== DO THIS ==
Go through the material below and copy all lines with "user".

Extracted records
┄┄┄┄┄┄┄┄┄┄┄┄┄┄┄┄┄┄┄┄
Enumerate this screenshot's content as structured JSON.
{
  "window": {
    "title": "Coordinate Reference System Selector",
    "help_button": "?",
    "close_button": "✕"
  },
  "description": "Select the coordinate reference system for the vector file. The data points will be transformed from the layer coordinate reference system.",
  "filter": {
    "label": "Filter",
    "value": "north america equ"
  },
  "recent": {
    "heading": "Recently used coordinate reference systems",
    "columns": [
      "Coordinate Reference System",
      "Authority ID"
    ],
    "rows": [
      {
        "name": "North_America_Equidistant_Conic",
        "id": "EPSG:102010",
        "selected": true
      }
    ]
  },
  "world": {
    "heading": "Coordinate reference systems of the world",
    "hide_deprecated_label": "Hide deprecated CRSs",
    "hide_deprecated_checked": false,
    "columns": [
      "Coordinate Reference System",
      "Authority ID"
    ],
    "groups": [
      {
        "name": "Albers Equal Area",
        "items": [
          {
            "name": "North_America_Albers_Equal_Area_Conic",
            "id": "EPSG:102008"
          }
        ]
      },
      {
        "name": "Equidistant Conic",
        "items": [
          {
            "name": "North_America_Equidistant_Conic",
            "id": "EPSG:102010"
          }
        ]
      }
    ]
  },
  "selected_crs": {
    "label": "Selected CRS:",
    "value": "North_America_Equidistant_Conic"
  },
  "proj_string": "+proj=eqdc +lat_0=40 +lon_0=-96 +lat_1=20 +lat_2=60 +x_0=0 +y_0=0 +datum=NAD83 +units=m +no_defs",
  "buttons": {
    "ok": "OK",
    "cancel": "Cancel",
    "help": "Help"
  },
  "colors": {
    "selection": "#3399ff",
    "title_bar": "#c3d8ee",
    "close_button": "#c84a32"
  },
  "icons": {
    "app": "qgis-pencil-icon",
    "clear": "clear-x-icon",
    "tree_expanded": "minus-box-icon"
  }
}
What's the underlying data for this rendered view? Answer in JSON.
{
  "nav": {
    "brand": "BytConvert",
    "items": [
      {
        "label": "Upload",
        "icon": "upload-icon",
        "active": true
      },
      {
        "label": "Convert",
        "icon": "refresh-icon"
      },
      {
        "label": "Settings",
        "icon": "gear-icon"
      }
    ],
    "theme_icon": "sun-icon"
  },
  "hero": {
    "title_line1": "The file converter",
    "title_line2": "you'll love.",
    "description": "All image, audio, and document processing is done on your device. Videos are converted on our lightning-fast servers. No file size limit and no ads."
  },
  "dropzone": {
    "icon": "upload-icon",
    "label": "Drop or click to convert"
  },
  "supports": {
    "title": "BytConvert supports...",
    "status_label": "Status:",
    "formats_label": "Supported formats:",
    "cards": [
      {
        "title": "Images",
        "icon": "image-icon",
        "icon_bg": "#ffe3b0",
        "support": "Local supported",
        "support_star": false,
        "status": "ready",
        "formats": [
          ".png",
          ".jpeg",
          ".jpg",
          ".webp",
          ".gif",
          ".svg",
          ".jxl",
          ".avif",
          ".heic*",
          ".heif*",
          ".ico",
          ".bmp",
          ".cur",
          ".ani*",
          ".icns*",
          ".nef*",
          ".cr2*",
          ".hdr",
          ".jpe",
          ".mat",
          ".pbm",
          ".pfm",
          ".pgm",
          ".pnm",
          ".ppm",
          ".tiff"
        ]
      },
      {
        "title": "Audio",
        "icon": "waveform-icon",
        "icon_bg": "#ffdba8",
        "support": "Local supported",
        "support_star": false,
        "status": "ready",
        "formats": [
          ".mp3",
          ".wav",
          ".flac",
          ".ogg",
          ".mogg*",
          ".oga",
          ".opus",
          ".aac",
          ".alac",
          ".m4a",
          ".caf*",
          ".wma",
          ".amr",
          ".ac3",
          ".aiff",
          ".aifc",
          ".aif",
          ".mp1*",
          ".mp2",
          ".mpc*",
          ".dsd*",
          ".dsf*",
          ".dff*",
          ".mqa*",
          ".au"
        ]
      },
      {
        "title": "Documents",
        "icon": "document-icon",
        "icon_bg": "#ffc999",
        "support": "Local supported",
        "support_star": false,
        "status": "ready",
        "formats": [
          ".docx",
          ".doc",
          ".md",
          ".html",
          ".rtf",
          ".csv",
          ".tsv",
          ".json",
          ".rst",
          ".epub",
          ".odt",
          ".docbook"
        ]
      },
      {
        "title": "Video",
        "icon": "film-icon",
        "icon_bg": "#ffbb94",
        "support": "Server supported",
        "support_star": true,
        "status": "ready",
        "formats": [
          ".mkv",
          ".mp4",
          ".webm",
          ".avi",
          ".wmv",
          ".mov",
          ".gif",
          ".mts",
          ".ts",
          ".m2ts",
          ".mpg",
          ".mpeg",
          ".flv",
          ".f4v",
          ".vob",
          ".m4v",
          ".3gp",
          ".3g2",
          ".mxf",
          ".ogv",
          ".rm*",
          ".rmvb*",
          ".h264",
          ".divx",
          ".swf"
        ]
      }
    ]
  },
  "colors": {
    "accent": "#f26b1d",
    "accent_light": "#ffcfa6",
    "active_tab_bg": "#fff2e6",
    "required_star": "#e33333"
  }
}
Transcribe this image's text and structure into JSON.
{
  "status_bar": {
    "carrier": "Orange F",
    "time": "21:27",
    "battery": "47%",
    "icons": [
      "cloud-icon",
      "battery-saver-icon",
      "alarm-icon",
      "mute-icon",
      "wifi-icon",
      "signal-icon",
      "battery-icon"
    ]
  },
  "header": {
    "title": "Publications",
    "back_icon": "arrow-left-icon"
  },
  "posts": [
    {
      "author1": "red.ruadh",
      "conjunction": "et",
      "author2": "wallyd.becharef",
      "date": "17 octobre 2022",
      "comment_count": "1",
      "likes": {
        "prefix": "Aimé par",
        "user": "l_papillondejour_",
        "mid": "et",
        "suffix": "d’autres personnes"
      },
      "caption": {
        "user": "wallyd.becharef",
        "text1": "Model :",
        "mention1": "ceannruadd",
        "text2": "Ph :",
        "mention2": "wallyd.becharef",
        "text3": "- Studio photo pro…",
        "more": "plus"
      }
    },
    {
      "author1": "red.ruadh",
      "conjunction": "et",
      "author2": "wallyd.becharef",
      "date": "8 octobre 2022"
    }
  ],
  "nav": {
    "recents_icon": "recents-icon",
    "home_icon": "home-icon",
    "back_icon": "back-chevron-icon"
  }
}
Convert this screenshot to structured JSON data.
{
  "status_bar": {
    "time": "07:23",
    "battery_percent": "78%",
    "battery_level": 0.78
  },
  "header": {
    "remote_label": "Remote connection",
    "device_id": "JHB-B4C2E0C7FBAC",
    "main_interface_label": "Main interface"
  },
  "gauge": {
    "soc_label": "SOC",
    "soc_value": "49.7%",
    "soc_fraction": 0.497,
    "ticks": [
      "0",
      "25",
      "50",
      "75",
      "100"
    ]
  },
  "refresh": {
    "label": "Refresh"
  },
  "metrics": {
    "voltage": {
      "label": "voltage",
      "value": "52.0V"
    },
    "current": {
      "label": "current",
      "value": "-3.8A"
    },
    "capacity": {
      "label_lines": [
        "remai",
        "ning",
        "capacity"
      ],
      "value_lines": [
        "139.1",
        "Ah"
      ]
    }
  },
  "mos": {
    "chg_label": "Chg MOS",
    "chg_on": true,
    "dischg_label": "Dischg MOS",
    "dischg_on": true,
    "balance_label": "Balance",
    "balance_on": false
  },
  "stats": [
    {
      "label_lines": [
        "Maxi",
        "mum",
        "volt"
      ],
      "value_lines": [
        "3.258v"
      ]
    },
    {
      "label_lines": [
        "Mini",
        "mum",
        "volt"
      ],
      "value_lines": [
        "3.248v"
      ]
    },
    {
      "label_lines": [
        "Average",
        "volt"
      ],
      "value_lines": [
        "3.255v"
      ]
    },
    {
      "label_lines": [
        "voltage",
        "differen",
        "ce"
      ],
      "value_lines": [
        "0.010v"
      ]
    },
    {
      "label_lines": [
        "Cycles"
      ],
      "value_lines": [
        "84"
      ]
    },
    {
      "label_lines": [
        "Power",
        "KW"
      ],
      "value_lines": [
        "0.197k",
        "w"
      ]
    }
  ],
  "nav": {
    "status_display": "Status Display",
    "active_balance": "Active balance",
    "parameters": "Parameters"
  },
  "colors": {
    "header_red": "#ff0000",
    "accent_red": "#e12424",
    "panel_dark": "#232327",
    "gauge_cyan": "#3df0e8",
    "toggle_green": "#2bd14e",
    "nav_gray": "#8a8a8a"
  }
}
┄┄┄┄┄┄┄┄┄┄┄┄┄┄┄┄┄┄┄┄
== PROBLEM SOLUTION ==
        "user": "l_papillondejour_",
        "user": "wallyd.becharef",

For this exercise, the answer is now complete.